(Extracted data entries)
** Begin **

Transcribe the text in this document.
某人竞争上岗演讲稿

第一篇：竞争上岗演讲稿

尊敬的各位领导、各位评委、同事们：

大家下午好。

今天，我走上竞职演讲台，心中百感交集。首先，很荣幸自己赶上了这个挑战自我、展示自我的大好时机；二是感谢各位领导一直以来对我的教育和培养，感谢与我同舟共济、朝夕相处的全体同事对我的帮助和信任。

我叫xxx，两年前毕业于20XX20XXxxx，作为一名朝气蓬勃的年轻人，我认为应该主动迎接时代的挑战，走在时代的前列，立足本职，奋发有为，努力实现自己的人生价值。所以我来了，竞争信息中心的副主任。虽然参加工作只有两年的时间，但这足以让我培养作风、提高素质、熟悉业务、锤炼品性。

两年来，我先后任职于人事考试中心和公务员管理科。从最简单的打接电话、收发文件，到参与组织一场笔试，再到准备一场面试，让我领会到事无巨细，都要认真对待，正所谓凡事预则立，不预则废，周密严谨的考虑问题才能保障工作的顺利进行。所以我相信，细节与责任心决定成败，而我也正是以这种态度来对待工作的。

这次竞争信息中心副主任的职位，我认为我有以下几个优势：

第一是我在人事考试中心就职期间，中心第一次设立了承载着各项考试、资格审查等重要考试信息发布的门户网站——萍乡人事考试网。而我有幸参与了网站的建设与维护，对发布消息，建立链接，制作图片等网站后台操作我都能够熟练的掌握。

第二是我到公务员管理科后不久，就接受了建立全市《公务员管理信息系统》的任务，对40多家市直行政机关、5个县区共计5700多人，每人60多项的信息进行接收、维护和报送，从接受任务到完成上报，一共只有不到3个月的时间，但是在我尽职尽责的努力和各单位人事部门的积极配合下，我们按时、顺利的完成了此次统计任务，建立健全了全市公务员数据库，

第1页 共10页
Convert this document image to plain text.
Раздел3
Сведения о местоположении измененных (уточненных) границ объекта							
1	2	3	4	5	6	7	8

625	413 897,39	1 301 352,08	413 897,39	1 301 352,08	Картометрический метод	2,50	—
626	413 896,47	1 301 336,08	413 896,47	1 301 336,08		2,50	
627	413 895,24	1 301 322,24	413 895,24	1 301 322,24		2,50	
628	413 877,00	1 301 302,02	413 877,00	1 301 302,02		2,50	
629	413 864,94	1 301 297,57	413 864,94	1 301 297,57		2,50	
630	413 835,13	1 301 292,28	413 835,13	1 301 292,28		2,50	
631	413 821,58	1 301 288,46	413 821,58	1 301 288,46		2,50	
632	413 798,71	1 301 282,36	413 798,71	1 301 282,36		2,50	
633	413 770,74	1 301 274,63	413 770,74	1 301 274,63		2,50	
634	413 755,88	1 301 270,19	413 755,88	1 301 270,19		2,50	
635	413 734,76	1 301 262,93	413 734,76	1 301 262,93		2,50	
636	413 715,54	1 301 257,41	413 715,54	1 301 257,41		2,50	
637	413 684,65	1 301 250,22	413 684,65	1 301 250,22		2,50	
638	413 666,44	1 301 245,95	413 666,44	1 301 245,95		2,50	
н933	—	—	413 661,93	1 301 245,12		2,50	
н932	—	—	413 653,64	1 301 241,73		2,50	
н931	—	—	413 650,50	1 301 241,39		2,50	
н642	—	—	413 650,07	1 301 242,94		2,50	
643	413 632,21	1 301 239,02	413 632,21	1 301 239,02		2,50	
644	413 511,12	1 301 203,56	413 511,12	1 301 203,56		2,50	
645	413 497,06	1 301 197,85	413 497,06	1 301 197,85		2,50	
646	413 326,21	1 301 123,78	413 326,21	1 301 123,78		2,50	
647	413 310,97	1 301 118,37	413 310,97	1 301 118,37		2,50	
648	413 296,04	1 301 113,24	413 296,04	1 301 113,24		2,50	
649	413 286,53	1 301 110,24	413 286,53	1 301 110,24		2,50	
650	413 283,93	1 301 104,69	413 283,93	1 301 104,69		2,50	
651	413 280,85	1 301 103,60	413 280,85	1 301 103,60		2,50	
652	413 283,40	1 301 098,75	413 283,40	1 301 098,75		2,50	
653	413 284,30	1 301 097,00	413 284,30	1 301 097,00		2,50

** End **

### WRITTEN EXERCISE
Count each line of the data where the word "text" appears, then reply with the total only.

### RESPONSE BELOW
2